## MATERIAL TO PROCESS
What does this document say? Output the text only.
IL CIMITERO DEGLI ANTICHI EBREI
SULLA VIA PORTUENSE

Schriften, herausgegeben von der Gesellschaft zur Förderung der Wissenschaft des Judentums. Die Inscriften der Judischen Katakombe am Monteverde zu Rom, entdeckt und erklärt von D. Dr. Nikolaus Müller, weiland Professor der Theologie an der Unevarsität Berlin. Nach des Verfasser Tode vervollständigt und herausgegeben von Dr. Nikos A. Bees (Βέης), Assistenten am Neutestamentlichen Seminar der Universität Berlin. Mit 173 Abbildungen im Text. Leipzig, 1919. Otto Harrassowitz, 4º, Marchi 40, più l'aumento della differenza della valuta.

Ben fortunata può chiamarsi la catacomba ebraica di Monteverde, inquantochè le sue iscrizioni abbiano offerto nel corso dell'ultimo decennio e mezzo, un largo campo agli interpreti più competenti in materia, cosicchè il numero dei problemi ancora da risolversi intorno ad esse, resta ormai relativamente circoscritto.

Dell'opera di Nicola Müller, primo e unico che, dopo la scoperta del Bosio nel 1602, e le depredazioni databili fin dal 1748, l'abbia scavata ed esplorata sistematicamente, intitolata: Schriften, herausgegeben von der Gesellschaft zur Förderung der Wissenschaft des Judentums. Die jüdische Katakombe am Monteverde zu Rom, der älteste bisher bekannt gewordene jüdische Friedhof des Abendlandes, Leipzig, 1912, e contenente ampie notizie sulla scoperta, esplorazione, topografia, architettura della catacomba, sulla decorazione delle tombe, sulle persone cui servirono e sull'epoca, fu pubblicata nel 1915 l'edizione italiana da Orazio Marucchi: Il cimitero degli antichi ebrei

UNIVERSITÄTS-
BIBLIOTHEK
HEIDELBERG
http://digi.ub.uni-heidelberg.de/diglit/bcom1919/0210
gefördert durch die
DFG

## AIM
Copy all the entries verbatim.

## TASK RESULT
What does this document say? Output the text only.
IL CIMITERO DEGLI ANTICHI EBREI
SULLA VIA PORTUENSE

Schriften, herausgegeben von der Gesellschaft zur Förderung der Wissenschaft des Judentums. Die Inscriften der Judischen Katakombe am Monteverde zu Rom, entdeckt und erklärt von D. Dr. Nikolaus Müller, weiland Professor der Theologie an der Unevarsität Berlin. Nach des Verfasser Tode vervollständigt und herausgegeben von Dr. Nikos A. Bees (Βέης), Assistenten am Neutestamentlichen Seminar der Universität Berlin. Mit 173 Abbildungen im Text. Leipzig, 1919. Otto Harrassowitz, 4º, Marchi 40, più l'aumento della differenza della valuta.

Ben fortunata può chiamarsi la catacomba ebraica di Monteverde, inquantochè le sue iscrizioni abbiano offerto nel corso dell'ultimo decennio e mezzo, un largo campo agli interpreti più competenti in materia, cosicchè il numero dei problemi ancora da risolversi intorno ad esse, resta ormai relativamente circoscritto.

Dell'opera di Nicola Müller, primo e unico che, dopo la scoperta del Bosio nel 1602, e le depredazioni databili fin dal 1748, l'abbia scavata ed esplorata sistematicamente, intitolata: Schriften, herausgegeben von der Gesellschaft zur Förderung der Wissenschaft des Judentums. Die jüdische Katakombe am Monteverde zu Rom, der älteste bisher bekannt gewordene jüdische Friedhof des Abendlandes, Leipzig, 1912, e contenente ampie notizie sulla scoperta, esplorazione, topografia, architettura della catacomba, sulla decorazione delle tombe, sulle persone cui servirono e sull'epoca, fu pubblicata nel 1915 l'edizione italiana da Orazio Marucchi: Il cimitero degli antichi ebrei

UNIVERSITÄTS-
BIBLIOTHEK
HEIDELBERG
http://digi.ub.uni-heidelberg.de/diglit/bcom1919/0210
gefördert durch die
DFG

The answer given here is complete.